Collected data:

• • • • •

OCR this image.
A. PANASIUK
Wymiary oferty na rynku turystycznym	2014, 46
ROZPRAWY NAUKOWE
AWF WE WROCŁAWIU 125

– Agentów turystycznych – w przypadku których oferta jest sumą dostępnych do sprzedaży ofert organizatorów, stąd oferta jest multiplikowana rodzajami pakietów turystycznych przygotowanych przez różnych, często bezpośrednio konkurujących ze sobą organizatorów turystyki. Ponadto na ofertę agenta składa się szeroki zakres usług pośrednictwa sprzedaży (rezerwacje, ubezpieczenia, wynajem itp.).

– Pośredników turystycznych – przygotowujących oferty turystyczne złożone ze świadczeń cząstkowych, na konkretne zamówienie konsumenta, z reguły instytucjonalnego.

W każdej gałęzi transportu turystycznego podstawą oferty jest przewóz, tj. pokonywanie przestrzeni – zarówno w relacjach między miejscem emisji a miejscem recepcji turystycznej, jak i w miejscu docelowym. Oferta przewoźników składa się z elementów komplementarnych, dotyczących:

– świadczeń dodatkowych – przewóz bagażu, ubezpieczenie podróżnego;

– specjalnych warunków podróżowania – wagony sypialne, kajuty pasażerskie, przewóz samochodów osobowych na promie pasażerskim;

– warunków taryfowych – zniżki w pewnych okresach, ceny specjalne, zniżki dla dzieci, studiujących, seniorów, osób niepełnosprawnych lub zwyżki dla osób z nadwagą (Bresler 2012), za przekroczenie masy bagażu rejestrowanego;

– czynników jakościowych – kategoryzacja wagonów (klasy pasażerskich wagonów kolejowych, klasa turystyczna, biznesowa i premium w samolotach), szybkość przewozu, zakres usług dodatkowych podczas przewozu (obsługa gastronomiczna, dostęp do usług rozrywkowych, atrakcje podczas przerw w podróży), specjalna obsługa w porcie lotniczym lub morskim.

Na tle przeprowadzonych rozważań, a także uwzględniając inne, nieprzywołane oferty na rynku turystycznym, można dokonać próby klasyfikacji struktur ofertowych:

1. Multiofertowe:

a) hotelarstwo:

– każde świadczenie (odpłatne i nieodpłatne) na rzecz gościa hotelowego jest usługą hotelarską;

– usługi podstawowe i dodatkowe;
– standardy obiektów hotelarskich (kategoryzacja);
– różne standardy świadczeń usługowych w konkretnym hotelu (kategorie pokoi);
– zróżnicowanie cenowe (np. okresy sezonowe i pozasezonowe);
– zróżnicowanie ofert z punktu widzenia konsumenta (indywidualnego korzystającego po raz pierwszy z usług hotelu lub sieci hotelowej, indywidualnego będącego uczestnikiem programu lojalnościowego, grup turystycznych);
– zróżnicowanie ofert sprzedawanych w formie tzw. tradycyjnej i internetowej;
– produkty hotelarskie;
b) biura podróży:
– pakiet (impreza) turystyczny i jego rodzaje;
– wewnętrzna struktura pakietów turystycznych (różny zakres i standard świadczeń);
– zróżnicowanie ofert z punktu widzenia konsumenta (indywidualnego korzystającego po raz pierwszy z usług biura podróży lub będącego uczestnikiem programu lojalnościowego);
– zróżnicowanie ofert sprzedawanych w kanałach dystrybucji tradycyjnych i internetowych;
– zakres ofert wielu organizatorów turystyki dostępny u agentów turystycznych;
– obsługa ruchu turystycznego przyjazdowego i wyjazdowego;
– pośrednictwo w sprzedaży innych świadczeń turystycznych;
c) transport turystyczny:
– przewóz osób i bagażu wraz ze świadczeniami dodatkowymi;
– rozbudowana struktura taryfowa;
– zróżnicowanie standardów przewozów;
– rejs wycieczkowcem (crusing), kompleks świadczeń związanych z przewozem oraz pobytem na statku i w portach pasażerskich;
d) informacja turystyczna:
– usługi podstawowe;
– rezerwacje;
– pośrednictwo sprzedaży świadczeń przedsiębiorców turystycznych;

• • • • •

● **AIM OF THE EXERCISE**
Return all the data exactly as given.

● **ANSWER TO THE TASK**
OCR this image.
A. PANASIUK
Wymiary oferty na rynku turystycznym	2014, 46
ROZPRAWY NAUKOWE
AWF WE WROCŁAWIU 125

– Agentów turystycznych – w przypadku których oferta jest sumą dostępnych do sprzedaży ofert organizatorów, stąd oferta jest multiplikowana rodzajami pakietów turystycznych przygotowanych przez różnych, często bezpośrednio konkurujących ze sobą organizatorów turystyki. Ponadto na ofertę agenta składa się szeroki zakres usług pośrednictwa sprzedaży (rezerwacje, ubezpieczenia, wynajem itp.).

– Pośredników turystycznych – przygotowujących oferty turystyczne złożone ze świadczeń cząstkowych, na konkretne zamówienie konsumenta, z reguły instytucjonalnego.

W każdej gałęzi transportu turystycznego podstawą oferty jest przewóz, tj. pokonywanie przestrzeni – zarówno w relacjach między miejscem emisji a miejscem recepcji turystycznej, jak i w miejscu docelowym. Oferta przewoźników składa się z elementów komplementarnych, dotyczących:

– świadczeń dodatkowych – przewóz bagażu, ubezpieczenie podróżnego;

– specjalnych warunków podróżowania – wagony sypialne, kajuty pasażerskie, przewóz samochodów osobowych na promie pasażerskim;

– warunków taryfowych – zniżki w pewnych okresach, ceny specjalne, zniżki dla dzieci, studiujących, seniorów, osób niepełnosprawnych lub zwyżki dla osób z nadwagą (Bresler 2012), za przekroczenie masy bagażu rejestrowanego;

– czynników jakościowych – kategoryzacja wagonów (klasy pasażerskich wagonów kolejowych, klasa turystyczna, biznesowa i premium w samolotach), szybkość przewozu, zakres usług dodatkowych podczas przewozu (obsługa gastronomiczna, dostęp do usług rozrywkowych, atrakcje podczas przerw w podróży), specjalna obsługa w porcie lotniczym lub morskim.

Na tle przeprowadzonych rozważań, a także uwzględniając inne, nieprzywołane oferty na rynku turystycznym, można dokonać próby klasyfikacji struktur ofertowych:

1. Multiofertowe:

a) hotelarstwo:

– każde świadczenie (odpłatne i nieodpłatne) na rzecz gościa hotelowego jest usługą hotelarską;

– usługi podstawowe i dodatkowe;
– standardy obiektów hotelarskich (kategoryzacja);
– różne standardy świadczeń usługowych w konkretnym hotelu (kategorie pokoi);
– zróżnicowanie cenowe (np. okresy sezonowe i pozasezonowe);
– zróżnicowanie ofert z punktu widzenia konsumenta (indywidualnego korzystającego po raz pierwszy z usług hotelu lub sieci hotelowej, indywidualnego będącego uczestnikiem programu lojalnościowego, grup turystycznych);
– zróżnicowanie ofert sprzedawanych w formie tzw. tradycyjnej i internetowej;
– produkty hotelarskie;
b) biura podróży:
– pakiet (impreza) turystyczny i jego rodzaje;
– wewnętrzna struktura pakietów turystycznych (różny zakres i standard świadczeń);
– zróżnicowanie ofert z punktu widzenia konsumenta (indywidualnego korzystającego po raz pierwszy z usług biura podróży lub będącego uczestnikiem programu lojalnościowego);
– zróżnicowanie ofert sprzedawanych w kanałach dystrybucji tradycyjnych i internetowych;
– zakres ofert wielu organizatorów turystyki dostępny u agentów turystycznych;
– obsługa ruchu turystycznego przyjazdowego i wyjazdowego;
– pośrednictwo w sprzedaży innych świadczeń turystycznych;
c) transport turystyczny:
– przewóz osób i bagażu wraz ze świadczeniami dodatkowymi;
– rozbudowana struktura taryfowa;
– zróżnicowanie standardów przewozów;
– rejs wycieczkowcem (crusing), kompleks świadczeń związanych z przewozem oraz pobytem na statku i w portach pasażerskich;
d) informacja turystyczna:
– usługi podstawowe;
– rezerwacje;
– pośrednictwo sprzedaży świadczeń przedsiębiorców turystycznych;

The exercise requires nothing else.